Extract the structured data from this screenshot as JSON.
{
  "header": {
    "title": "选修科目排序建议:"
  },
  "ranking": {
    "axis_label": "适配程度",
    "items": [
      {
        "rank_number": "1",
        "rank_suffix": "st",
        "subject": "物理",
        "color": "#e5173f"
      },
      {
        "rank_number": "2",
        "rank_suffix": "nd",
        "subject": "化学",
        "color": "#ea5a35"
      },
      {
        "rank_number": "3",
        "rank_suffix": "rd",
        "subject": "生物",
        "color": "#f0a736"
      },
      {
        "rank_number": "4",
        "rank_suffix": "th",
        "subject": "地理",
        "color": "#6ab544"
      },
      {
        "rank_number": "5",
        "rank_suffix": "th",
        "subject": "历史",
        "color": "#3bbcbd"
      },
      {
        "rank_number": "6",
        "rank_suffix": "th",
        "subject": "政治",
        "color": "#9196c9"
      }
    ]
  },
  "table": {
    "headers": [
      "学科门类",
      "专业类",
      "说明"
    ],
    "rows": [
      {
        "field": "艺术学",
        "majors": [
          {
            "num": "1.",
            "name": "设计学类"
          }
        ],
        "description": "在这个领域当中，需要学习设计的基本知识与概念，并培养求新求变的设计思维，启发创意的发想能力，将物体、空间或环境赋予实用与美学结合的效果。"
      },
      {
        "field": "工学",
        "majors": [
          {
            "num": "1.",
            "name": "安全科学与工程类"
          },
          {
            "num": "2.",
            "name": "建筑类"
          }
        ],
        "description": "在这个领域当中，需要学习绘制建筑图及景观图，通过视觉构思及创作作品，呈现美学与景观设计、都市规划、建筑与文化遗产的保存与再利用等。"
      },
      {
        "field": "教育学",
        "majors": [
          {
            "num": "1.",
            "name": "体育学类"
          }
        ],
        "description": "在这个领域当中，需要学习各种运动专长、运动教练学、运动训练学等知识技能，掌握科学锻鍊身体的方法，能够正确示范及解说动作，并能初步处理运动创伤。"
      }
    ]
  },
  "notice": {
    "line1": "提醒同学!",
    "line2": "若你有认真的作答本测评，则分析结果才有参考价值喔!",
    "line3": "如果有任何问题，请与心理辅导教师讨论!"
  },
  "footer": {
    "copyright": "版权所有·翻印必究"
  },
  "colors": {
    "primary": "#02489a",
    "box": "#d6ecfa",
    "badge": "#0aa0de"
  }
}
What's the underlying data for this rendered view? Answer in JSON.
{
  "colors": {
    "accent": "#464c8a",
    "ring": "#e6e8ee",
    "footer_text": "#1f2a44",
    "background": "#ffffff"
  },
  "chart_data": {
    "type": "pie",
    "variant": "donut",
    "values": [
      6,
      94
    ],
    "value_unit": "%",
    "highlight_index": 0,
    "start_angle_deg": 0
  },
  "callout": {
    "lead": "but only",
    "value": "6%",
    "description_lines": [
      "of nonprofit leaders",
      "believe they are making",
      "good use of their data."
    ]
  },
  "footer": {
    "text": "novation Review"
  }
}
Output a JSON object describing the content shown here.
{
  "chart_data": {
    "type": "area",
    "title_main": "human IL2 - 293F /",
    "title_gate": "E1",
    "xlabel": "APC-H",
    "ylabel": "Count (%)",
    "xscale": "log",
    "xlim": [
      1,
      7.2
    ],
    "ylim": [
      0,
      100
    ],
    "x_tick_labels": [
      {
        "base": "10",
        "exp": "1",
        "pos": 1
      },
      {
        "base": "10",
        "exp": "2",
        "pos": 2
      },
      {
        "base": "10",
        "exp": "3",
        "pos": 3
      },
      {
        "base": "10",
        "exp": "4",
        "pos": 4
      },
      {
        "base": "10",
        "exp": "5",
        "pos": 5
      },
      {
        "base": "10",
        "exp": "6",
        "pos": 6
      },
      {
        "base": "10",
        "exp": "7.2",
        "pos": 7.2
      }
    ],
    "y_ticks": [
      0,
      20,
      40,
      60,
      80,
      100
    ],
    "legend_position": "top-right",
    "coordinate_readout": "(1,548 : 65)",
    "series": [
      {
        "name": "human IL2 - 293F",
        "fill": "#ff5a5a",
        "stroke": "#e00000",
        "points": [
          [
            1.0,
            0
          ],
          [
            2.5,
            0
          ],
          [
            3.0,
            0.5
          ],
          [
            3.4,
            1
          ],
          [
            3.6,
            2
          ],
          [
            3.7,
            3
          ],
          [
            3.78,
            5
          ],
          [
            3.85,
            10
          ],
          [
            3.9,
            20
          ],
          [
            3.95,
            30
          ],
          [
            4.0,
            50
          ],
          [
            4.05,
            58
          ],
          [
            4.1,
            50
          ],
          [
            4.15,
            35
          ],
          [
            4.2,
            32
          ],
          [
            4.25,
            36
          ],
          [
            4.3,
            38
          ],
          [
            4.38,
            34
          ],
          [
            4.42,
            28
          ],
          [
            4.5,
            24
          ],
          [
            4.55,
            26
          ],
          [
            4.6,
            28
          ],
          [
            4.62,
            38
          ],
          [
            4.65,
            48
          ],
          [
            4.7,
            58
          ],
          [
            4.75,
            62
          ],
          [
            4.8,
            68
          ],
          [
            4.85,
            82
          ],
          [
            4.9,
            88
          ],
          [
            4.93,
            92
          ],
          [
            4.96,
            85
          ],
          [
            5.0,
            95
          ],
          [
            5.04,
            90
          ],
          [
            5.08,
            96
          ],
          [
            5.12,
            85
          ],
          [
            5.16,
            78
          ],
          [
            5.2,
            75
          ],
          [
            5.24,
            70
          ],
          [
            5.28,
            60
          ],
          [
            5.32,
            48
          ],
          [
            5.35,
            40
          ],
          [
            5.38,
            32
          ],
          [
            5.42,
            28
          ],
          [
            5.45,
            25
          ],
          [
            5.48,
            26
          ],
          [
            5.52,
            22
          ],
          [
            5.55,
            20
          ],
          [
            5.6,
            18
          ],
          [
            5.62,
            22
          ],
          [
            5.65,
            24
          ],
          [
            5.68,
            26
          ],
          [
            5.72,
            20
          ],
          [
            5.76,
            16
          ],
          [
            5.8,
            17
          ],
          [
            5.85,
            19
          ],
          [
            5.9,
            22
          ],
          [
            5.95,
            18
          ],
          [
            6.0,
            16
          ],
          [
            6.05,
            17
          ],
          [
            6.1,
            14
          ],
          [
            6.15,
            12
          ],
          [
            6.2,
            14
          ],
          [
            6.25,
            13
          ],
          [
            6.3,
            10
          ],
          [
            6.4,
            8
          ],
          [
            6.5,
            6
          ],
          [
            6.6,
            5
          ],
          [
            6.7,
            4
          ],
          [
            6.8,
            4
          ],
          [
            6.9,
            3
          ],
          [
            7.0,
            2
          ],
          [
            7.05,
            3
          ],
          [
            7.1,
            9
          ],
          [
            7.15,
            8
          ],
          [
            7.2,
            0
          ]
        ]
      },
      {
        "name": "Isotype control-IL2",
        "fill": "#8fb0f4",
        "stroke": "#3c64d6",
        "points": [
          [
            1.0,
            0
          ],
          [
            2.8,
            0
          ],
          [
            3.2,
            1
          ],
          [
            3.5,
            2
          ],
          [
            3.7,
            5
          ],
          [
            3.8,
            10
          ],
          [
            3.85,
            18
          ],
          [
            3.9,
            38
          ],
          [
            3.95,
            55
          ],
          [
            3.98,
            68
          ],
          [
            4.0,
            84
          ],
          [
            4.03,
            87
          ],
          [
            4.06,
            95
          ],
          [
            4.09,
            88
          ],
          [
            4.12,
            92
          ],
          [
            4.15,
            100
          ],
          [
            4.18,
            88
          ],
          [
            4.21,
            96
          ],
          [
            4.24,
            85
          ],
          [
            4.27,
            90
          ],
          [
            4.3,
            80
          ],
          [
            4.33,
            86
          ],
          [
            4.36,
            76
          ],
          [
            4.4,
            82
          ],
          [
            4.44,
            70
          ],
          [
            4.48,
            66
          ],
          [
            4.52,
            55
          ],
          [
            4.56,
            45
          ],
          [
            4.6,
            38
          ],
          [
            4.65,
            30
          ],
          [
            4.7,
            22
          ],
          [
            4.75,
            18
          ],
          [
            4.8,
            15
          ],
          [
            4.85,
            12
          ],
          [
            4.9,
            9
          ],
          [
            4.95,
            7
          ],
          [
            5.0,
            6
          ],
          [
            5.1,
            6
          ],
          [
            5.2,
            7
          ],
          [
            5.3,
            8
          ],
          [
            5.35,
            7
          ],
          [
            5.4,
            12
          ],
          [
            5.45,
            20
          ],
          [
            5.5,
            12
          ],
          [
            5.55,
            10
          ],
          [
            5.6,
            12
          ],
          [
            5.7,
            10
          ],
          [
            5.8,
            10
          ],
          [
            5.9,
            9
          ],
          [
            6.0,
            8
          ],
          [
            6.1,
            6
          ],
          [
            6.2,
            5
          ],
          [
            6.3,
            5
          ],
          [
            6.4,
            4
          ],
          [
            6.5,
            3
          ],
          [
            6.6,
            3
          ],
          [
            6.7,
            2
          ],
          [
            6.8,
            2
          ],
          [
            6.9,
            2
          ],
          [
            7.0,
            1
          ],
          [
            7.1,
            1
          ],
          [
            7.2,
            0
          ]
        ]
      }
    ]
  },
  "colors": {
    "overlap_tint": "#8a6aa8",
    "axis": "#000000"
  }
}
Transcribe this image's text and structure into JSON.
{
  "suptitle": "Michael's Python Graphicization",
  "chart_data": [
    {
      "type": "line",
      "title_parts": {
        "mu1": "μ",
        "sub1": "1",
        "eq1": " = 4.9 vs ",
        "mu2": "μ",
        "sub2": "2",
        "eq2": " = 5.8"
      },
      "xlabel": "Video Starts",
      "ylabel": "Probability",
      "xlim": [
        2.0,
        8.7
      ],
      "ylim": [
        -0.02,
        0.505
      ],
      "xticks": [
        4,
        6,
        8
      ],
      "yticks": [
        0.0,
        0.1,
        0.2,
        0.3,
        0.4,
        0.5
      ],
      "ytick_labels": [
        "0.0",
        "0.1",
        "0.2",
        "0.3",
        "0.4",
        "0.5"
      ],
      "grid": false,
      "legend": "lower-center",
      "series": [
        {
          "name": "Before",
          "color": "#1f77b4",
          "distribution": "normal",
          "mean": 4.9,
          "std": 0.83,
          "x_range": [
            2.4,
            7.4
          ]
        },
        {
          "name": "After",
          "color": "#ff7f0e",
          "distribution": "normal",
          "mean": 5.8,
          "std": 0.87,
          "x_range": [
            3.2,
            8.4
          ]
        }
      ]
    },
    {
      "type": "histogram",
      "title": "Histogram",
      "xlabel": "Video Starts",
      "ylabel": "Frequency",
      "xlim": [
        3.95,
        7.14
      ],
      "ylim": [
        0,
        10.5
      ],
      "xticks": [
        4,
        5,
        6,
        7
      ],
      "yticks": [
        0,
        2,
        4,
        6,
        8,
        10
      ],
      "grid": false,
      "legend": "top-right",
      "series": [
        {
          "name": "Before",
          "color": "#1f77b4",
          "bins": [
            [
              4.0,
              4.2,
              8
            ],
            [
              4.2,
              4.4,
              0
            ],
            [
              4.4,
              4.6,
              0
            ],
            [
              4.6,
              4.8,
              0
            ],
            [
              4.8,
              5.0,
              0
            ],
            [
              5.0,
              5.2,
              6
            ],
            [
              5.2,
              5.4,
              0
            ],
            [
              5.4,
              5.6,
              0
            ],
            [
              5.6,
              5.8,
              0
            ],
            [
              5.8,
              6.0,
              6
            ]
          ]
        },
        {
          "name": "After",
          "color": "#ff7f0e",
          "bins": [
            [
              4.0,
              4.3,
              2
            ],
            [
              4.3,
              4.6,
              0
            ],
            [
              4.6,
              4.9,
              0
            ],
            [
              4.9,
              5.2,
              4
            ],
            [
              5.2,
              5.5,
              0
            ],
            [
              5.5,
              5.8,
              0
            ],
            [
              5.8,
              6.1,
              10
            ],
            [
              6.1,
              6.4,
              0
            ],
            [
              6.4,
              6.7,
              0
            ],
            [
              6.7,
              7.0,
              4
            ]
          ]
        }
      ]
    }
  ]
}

TASK:
Copy every line of the data that holds the string "JSON".

FINAL RESULT:
Extract the structured data from this screenshot as JSON.
What's the underlying data for this rendered view? Answer in JSON.
Output a JSON object describing the content shown here.
Transcribe this image's text and structure into JSON.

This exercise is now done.